→ What you will do:
Repeat the full listing below verbatim and keep the images out.

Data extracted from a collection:
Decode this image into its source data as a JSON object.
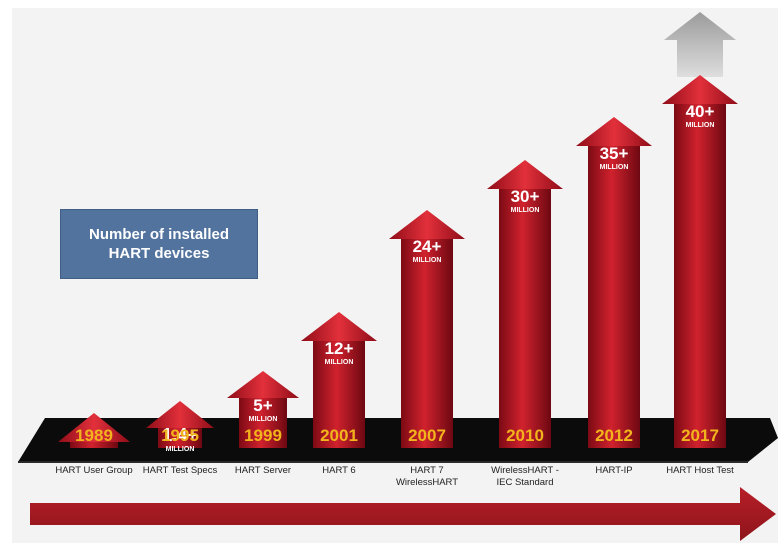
{
  "legend": {
    "text": "Number of installed\nHART devices"
  },
  "colors": {
    "arrow_dark": "#7c0a14",
    "arrow_mid": "#c41e2a",
    "arrow_light": "#e8343f",
    "year_text": "#f2b41c",
    "platform": "#0b0b0b",
    "gray_arrow": "#a9a9a9",
    "timeline": "#c1272d",
    "legend_bg": "#52739e"
  },
  "chart_data": {
    "type": "bar",
    "title": "",
    "xlabel": "",
    "ylabel": "Number of installed HART devices",
    "unit": "MILLION",
    "categories": [
      "1989",
      "1995",
      "1999",
      "2001",
      "2007",
      "2010",
      "2012",
      "2017"
    ],
    "events": [
      "HART User Group",
      "HART Test Specs",
      "HART Server",
      "HART 6",
      "HART 7\nWirelessHART",
      "WirelessHART -\nIEC Standard",
      "HART-IP",
      "HART Host Test"
    ],
    "value_labels": [
      "",
      "1.4+",
      "5+",
      "12+",
      "24+",
      "30+",
      "35+",
      "40+"
    ],
    "unit_labels": [
      "",
      "MILLION",
      "MILLION",
      "MILLION",
      "MILLION",
      "MILLION",
      "MILLION",
      "MILLION"
    ],
    "values": [
      0,
      1.4,
      5,
      12,
      24,
      30,
      35,
      40
    ],
    "growth_indicator": "upward arrow above last bar",
    "timeline_arrow": "rightward"
  }
}
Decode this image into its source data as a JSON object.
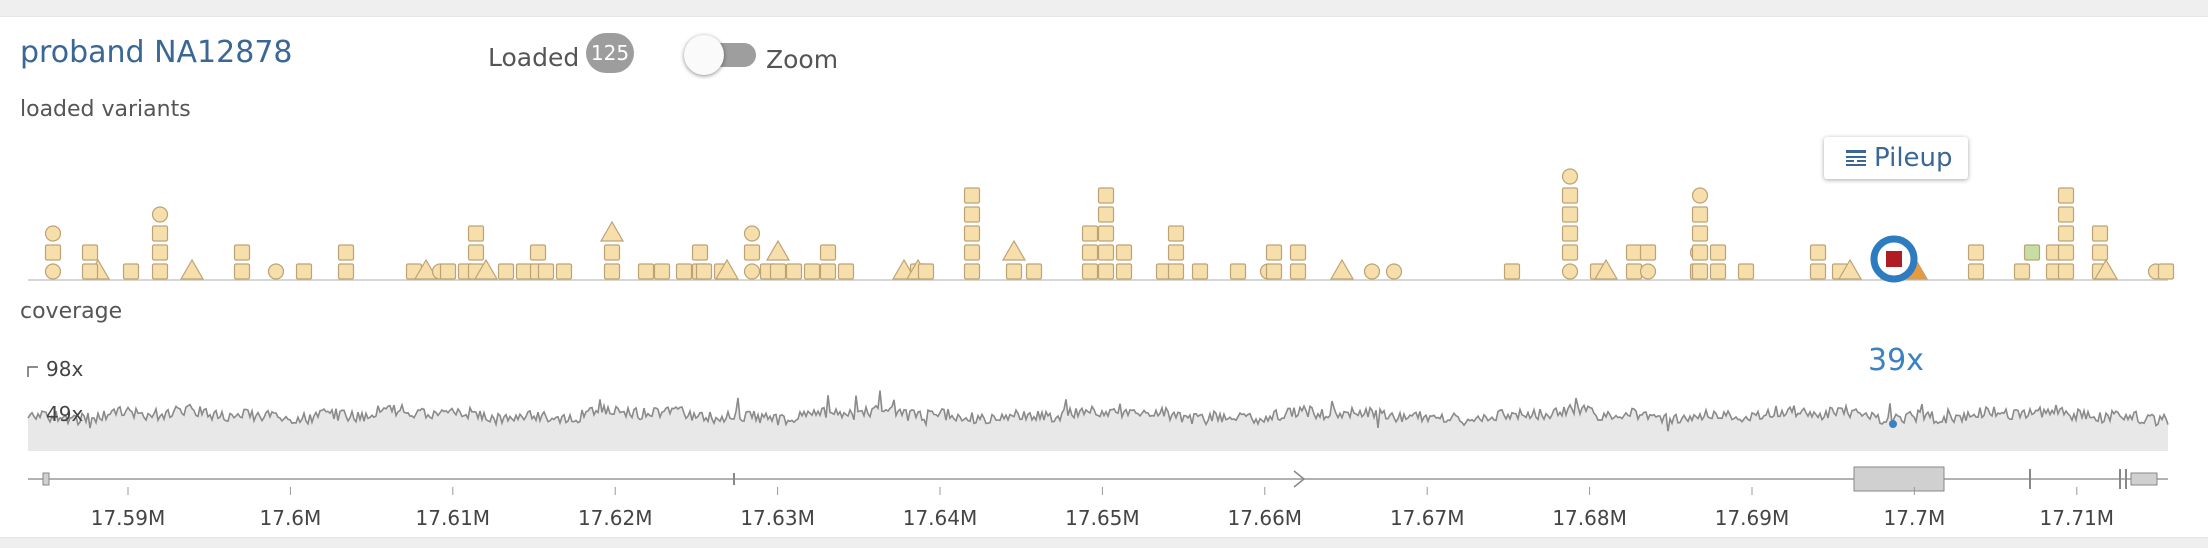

→ Result:
Decode this image into its source data as a JSON object.
{
  "legend": {
    "text": "Number of installed\nHART devices"
  },
  "colors": {
    "arrow_dark": "#7c0a14",
    "arrow_mid": "#c41e2a",
    "arrow_light": "#e8343f",
    "year_text": "#f2b41c",
    "platform": "#0b0b0b",
    "gray_arrow": "#a9a9a9",
    "timeline": "#c1272d",
    "legend_bg": "#52739e"
  },
  "chart_data": {
    "type": "bar",
    "title": "",
    "xlabel": "",
    "ylabel": "Number of installed HART devices",
    "unit": "MILLION",
    "categories": [
      "1989",
      "1995",
      "1999",
      "2001",
      "2007",
      "2010",
      "2012",
      "2017"
    ],
    "events": [
      "HART User Group",
      "HART Test Specs",
      "HART Server",
      "HART 6",
      "HART 7\nWirelessHART",
      "WirelessHART -\nIEC Standard",
      "HART-IP",
      "HART Host Test"
    ],
    "value_labels": [
      "",
      "1.4+",
      "5+",
      "12+",
      "24+",
      "30+",
      "35+",
      "40+"
    ],
    "unit_labels": [
      "",
      "MILLION",
      "MILLION",
      "MILLION",
      "MILLION",
      "MILLION",
      "MILLION",
      "MILLION"
    ],
    "values": [
      0,
      1.4,
      5,
      12,
      24,
      30,
      35,
      40
    ],
    "growth_indicator": "upward arrow above last bar",
    "timeline_arrow": "rightward"
  }
}
Decode this image into its source data as a JSON object.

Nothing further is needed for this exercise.